■ **Dataset rows**:
● ● ● ●
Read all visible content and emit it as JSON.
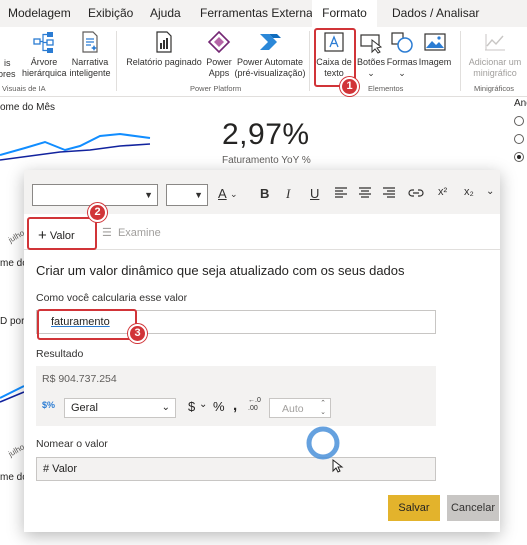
{
  "ribbon": {
    "tabs": [
      "Modelagem",
      "Exibição",
      "Ajuda",
      "Ferramentas Externas",
      "Formato",
      "Dados / Analisar"
    ],
    "active_tab": "Formato",
    "buttons": {
      "cut_left": "is",
      "cut_left_2": "ores",
      "arvore": "Árvore",
      "arvore_2": "hierárquica",
      "narrativa": "Narrativa",
      "narrativa_2": "inteligente",
      "relatorio": "Relatório paginado",
      "power_apps": "Power",
      "power_apps_2": "Apps",
      "power_automate": "Power Automate",
      "power_automate_2": "(pré-visualização)",
      "caixa_texto": "Caixa de",
      "caixa_texto_2": "texto",
      "botoes": "Botões",
      "formas": "Formas",
      "imagem": "Imagem",
      "minigrafico": "Adicionar um",
      "minigrafico_2": "minigráfico"
    },
    "groups": {
      "ia": "Visuais de IA",
      "power_platform": "Power Platform",
      "elementos": "Elementos",
      "minigraficos": "Minigráficos"
    }
  },
  "canvas": {
    "chart_title": "ome do Mês",
    "kpi_value": "2,97%",
    "kpi_label": "Faturamento YoY %",
    "side_label": "Ano",
    "axis_1": "julho",
    "axis_2": "julho",
    "frag_1": "me do",
    "frag_2": "D por",
    "frag_3": "me do"
  },
  "dialog": {
    "tab_valor": "Valor",
    "tab_examine": "Examine",
    "title": "Criar um valor dinâmico que seja atualizado com os seus dados",
    "calc_label": "Como você calcularia esse valor",
    "calc_value": "faturamento",
    "result_label": "Resultado",
    "result_value": "R$ 904.737.254",
    "format_selected": "Geral",
    "decimals_placeholder": "Auto",
    "name_label": "Nomear o valor",
    "name_value": "# Valor",
    "save_button": "Salvar",
    "cancel_button": "Cancelar"
  },
  "callouts": [
    "1",
    "2",
    "3"
  ],
  "colors": {
    "accent_red": "#d13438",
    "save_yellow": "#e3b32c",
    "cursor_blue": "#4a90d9"
  }
}
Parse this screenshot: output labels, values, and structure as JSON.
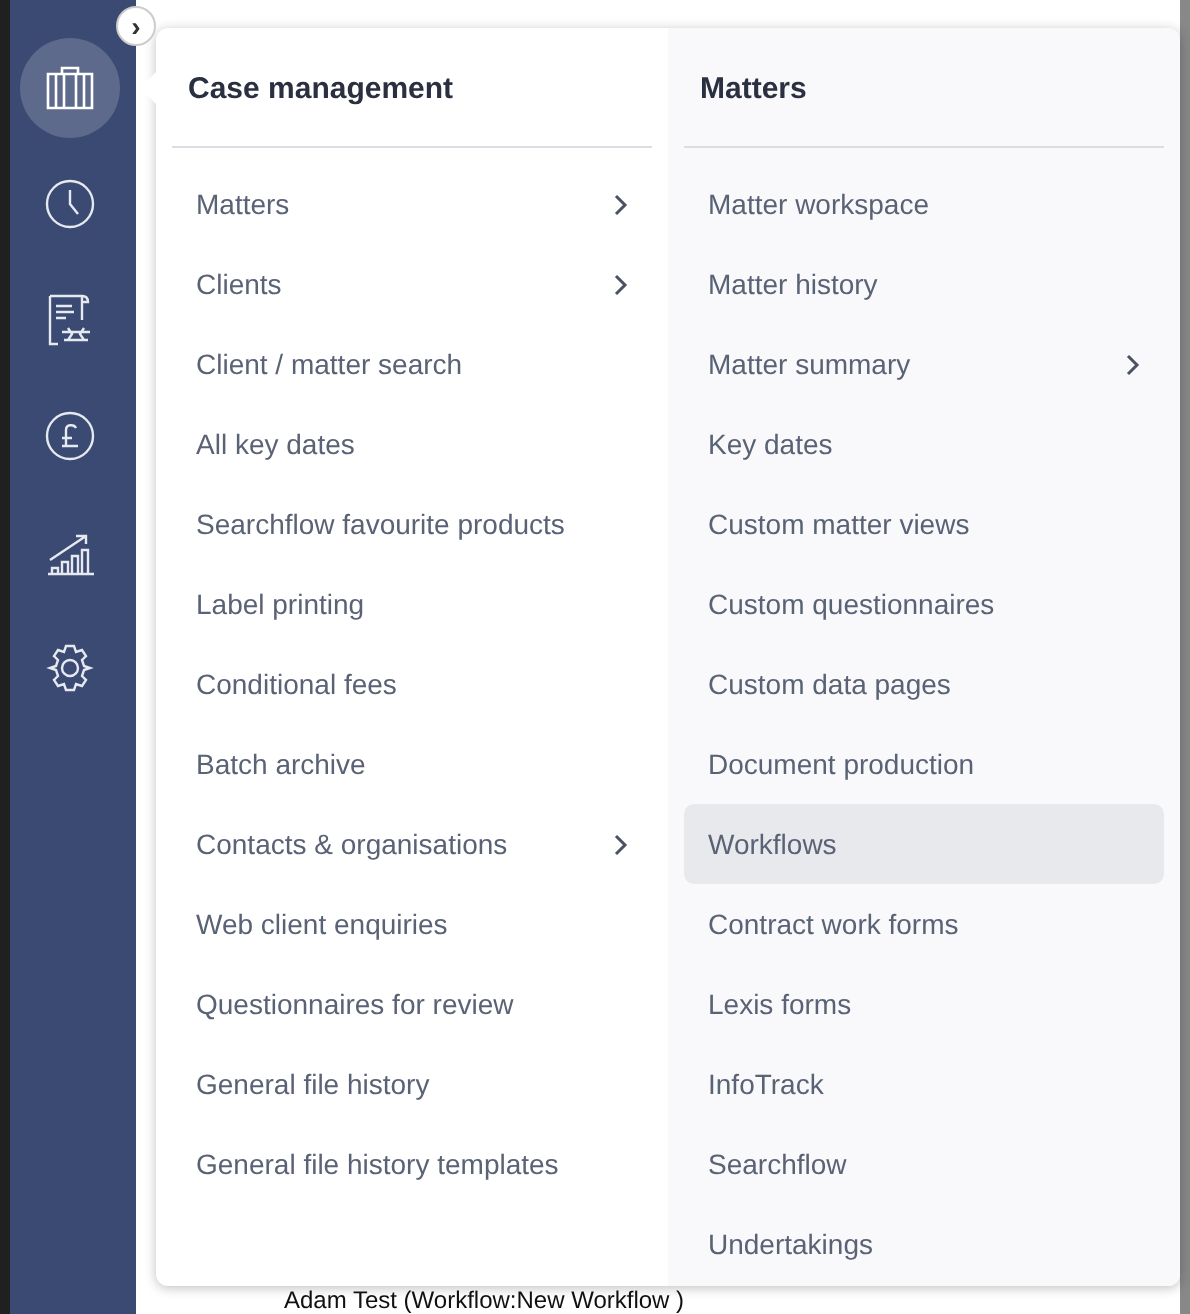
● ● ● ●
■ **Exercise details**: All the material shown above is to be copied exactly, with no pictures carried over.

■ **Full answer**:
Read all visible content and emit it as JSON.
{
  "ribbon": {
    "tabs": [
      "Modelagem",
      "Exibição",
      "Ajuda",
      "Ferramentas Externas",
      "Formato",
      "Dados / Analisar"
    ],
    "active_tab": "Formato",
    "buttons": {
      "cut_left": "is",
      "cut_left_2": "ores",
      "arvore": "Árvore",
      "arvore_2": "hierárquica",
      "narrativa": "Narrativa",
      "narrativa_2": "inteligente",
      "relatorio": "Relatório paginado",
      "power_apps": "Power",
      "power_apps_2": "Apps",
      "power_automate": "Power Automate",
      "power_automate_2": "(pré-visualização)",
      "caixa_texto": "Caixa de",
      "caixa_texto_2": "texto",
      "botoes": "Botões",
      "formas": "Formas",
      "imagem": "Imagem",
      "minigrafico": "Adicionar um",
      "minigrafico_2": "minigráfico"
    },
    "groups": {
      "ia": "Visuais de IA",
      "power_platform": "Power Platform",
      "elementos": "Elementos",
      "minigraficos": "Minigráficos"
    }
  },
  "canvas": {
    "chart_title": "ome do Mês",
    "kpi_value": "2,97%",
    "kpi_label": "Faturamento YoY %",
    "side_label": "Ano",
    "axis_1": "julho",
    "axis_2": "julho",
    "frag_1": "me do",
    "frag_2": "D por",
    "frag_3": "me do"
  },
  "dialog": {
    "tab_valor": "Valor",
    "tab_examine": "Examine",
    "title": "Criar um valor dinâmico que seja atualizado com os seus dados",
    "calc_label": "Como você calcularia esse valor",
    "calc_value": "faturamento",
    "result_label": "Resultado",
    "result_value": "R$ 904.737.254",
    "format_selected": "Geral",
    "decimals_placeholder": "Auto",
    "name_label": "Nomear o valor",
    "name_value": "# Valor",
    "save_button": "Salvar",
    "cancel_button": "Cancelar"
  },
  "callouts": [
    "1",
    "2",
    "3"
  ],
  "colors": {
    "accent_red": "#d13438",
    "save_yellow": "#e3b32c",
    "cursor_blue": "#4a90d9"
  }
}
Parse this screenshot: output labels, values, and structure as JSON.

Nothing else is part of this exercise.